What to do ::
Write out all entries word for word.

___ Stored records

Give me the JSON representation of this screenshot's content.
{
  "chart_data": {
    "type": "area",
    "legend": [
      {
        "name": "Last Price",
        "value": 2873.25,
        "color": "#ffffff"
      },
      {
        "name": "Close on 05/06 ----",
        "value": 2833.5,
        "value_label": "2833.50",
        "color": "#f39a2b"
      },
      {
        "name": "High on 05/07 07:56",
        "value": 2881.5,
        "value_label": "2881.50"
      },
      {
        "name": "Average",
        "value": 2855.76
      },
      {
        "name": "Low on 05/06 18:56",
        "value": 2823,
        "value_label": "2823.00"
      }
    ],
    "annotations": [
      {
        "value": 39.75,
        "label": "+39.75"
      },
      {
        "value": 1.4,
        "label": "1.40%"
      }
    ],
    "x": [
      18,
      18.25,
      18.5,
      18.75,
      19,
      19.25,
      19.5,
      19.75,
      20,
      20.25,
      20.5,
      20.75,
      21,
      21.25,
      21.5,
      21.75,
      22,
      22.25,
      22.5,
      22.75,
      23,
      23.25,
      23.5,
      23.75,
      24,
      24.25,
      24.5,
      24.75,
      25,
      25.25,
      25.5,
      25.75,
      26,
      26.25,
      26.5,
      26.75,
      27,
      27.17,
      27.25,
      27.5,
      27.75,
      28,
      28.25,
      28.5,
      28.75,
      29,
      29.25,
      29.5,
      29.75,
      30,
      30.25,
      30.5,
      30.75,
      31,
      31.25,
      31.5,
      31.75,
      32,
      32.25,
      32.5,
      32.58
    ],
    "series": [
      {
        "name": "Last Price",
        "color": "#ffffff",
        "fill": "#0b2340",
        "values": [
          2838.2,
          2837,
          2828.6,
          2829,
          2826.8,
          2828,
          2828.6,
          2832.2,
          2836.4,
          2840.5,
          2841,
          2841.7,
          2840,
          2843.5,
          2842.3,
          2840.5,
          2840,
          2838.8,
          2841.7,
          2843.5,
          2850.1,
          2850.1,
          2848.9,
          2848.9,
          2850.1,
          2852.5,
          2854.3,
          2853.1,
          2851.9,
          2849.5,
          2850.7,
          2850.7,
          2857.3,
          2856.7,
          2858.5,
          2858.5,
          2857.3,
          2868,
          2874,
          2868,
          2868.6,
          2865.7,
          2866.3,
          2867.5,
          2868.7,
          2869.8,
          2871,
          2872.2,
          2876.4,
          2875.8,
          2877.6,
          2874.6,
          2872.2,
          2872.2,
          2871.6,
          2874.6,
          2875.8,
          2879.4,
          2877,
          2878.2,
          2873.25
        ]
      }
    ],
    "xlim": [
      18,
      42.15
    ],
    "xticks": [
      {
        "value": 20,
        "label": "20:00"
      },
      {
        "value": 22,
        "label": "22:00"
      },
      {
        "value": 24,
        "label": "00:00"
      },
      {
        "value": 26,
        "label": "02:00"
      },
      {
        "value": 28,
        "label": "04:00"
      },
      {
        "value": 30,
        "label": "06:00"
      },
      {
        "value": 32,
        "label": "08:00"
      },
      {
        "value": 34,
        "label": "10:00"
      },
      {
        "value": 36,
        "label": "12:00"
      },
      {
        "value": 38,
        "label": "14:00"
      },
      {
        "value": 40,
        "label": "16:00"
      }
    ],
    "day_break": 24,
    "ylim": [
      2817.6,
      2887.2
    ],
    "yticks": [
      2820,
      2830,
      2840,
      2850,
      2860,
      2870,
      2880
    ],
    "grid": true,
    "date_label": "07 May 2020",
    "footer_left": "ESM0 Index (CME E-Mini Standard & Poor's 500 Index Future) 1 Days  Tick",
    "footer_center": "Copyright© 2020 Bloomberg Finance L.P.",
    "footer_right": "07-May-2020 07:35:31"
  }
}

______

Task output ::
Give me the JSON representation of this screenshot's content.
{
  "chart_data": {
    "type": "area",
    "legend": [
      {
        "name": "Last Price",
        "value": 2873.25,
        "color": "#ffffff"
      },
      {
        "name": "Close on 05/06 ----",
        "value": 2833.5,
        "value_label": "2833.50",
        "color": "#f39a2b"
      },
      {
        "name": "High on 05/07 07:56",
        "value": 2881.5,
        "value_label": "2881.50"
      },
      {
        "name": "Average",
        "value": 2855.76
      },
      {
        "name": "Low on 05/06 18:56",
        "value": 2823,
        "value_label": "2823.00"
      }
    ],
    "annotations": [
      {
        "value": 39.75,
        "label": "+39.75"
      },
      {
        "value": 1.4,
        "label": "1.40%"
      }
    ],
    "x": [
      18,
      18.25,
      18.5,
      18.75,
      19,
      19.25,
      19.5,
      19.75,
      20,
      20.25,
      20.5,
      20.75,
      21,
      21.25,
      21.5,
      21.75,
      22,
      22.25,
      22.5,
      22.75,
      23,
      23.25,
      23.5,
      23.75,
      24,
      24.25,
      24.5,
      24.75,
      25,
      25.25,
      25.5,
      25.75,
      26,
      26.25,
      26.5,
      26.75,
      27,
      27.17,
      27.25,
      27.5,
      27.75,
      28,
      28.25,
      28.5,
      28.75,
      29,
      29.25,
      29.5,
      29.75,
      30,
      30.25,
      30.5,
      30.75,
      31,
      31.25,
      31.5,
      31.75,
      32,
      32.25,
      32.5,
      32.58
    ],
    "series": [
      {
        "name": "Last Price",
        "color": "#ffffff",
        "fill": "#0b2340",
        "values": [
          2838.2,
          2837,
          2828.6,
          2829,
          2826.8,
          2828,
          2828.6,
          2832.2,
          2836.4,
          2840.5,
          2841,
          2841.7,
          2840,
          2843.5,
          2842.3,
          2840.5,
          2840,
          2838.8,
          2841.7,
          2843.5,
          2850.1,
          2850.1,
          2848.9,
          2848.9,
          2850.1,
          2852.5,
          2854.3,
          2853.1,
          2851.9,
          2849.5,
          2850.7,
          2850.7,
          2857.3,
          2856.7,
          2858.5,
          2858.5,
          2857.3,
          2868,
          2874,
          2868,
          2868.6,
          2865.7,
          2866.3,
          2867.5,
          2868.7,
          2869.8,
          2871,
          2872.2,
          2876.4,
          2875.8,
          2877.6,
          2874.6,
          2872.2,
          2872.2,
          2871.6,
          2874.6,
          2875.8,
          2879.4,
          2877,
          2878.2,
          2873.25
        ]
      }
    ],
    "xlim": [
      18,
      42.15
    ],
    "xticks": [
      {
        "value": 20,
        "label": "20:00"
      },
      {
        "value": 22,
        "label": "22:00"
      },
      {
        "value": 24,
        "label": "00:00"
      },
      {
        "value": 26,
        "label": "02:00"
      },
      {
        "value": 28,
        "label": "04:00"
      },
      {
        "value": 30,
        "label": "06:00"
      },
      {
        "value": 32,
        "label": "08:00"
      },
      {
        "value": 34,
        "label": "10:00"
      },
      {
        "value": 36,
        "label": "12:00"
      },
      {
        "value": 38,
        "label": "14:00"
      },
      {
        "value": 40,
        "label": "16:00"
      }
    ],
    "day_break": 24,
    "ylim": [
      2817.6,
      2887.2
    ],
    "yticks": [
      2820,
      2830,
      2840,
      2850,
      2860,
      2870,
      2880
    ],
    "grid": true,
    "date_label": "07 May 2020",
    "footer_left": "ESM0 Index (CME E-Mini Standard & Poor's 500 Index Future) 1 Days  Tick",
    "footer_center": "Copyright© 2020 Bloomberg Finance L.P.",
    "footer_right": "07-May-2020 07:35:31"
  }
}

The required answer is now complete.